▶ _Task description_
Each record is to be printed again precisely as it reads.

▶ _Given data_
* begin *
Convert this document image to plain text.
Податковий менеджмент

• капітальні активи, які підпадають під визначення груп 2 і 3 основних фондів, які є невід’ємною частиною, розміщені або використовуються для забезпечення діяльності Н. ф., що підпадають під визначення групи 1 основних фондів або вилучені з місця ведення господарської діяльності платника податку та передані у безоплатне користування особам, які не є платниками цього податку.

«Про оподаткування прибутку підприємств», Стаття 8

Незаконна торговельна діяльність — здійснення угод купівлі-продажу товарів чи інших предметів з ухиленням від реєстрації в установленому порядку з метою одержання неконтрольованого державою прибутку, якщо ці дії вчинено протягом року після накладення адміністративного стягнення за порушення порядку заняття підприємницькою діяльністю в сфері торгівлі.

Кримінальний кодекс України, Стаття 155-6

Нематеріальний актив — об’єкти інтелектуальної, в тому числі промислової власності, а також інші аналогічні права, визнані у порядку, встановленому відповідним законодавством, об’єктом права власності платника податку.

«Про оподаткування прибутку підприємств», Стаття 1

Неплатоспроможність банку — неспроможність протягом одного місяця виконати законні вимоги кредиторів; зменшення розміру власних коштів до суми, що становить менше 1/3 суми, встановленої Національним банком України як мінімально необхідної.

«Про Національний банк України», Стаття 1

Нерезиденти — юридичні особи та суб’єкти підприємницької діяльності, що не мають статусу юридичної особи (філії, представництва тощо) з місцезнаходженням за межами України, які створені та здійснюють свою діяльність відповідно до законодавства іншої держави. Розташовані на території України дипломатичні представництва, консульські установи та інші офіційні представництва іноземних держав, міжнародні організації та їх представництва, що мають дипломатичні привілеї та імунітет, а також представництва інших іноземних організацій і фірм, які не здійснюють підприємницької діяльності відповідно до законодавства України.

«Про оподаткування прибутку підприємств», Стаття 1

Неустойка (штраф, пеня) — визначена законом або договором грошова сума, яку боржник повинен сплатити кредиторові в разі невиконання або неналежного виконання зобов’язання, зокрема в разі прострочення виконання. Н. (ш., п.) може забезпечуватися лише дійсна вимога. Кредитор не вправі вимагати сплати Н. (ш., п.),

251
* end *
▶ _Answer to the task_
Convert this document image to plain text.
Податковий менеджмент

• капітальні активи, які підпадають під визначення груп 2 і 3 основних фондів, які є невід’ємною частиною, розміщені або використовуються для забезпечення діяльності Н. ф., що підпадають під визначення групи 1 основних фондів або вилучені з місця ведення господарської діяльності платника податку та передані у безоплатне користування особам, які не є платниками цього податку.

«Про оподаткування прибутку підприємств», Стаття 8

Незаконна торговельна діяльність — здійснення угод купівлі-продажу товарів чи інших предметів з ухиленням від реєстрації в установленому порядку з метою одержання неконтрольованого державою прибутку, якщо ці дії вчинено протягом року після накладення адміністративного стягнення за порушення порядку заняття підприємницькою діяльністю в сфері торгівлі.

Кримінальний кодекс України, Стаття 155-6

Нематеріальний актив — об’єкти інтелектуальної, в тому числі промислової власності, а також інші аналогічні права, визнані у порядку, встановленому відповідним законодавством, об’єктом права власності платника податку.

«Про оподаткування прибутку підприємств», Стаття 1

Неплатоспроможність банку — неспроможність протягом одного місяця виконати законні вимоги кредиторів; зменшення розміру власних коштів до суми, що становить менше 1/3 суми, встановленої Національним банком України як мінімально необхідної.

«Про Національний банк України», Стаття 1

Нерезиденти — юридичні особи та суб’єкти підприємницької діяльності, що не мають статусу юридичної особи (філії, представництва тощо) з місцезнаходженням за межами України, які створені та здійснюють свою діяльність відповідно до законодавства іншої держави. Розташовані на території України дипломатичні представництва, консульські установи та інші офіційні представництва іноземних держав, міжнародні організації та їх представництва, що мають дипломатичні привілеї та імунітет, а також представництва інших іноземних організацій і фірм, які не здійснюють підприємницької діяльності відповідно до законодавства України.

«Про оподаткування прибутку підприємств», Стаття 1

Неустойка (штраф, пеня) — визначена законом або договором грошова сума, яку боржник повинен сплатити кредиторові в разі невиконання або неналежного виконання зобов’язання, зокрема в разі прострочення виконання. Н. (ш., п.) може забезпечуватися лише дійсна вимога. Кредитор не вправі вимагати сплати Н. (ш., п.),

251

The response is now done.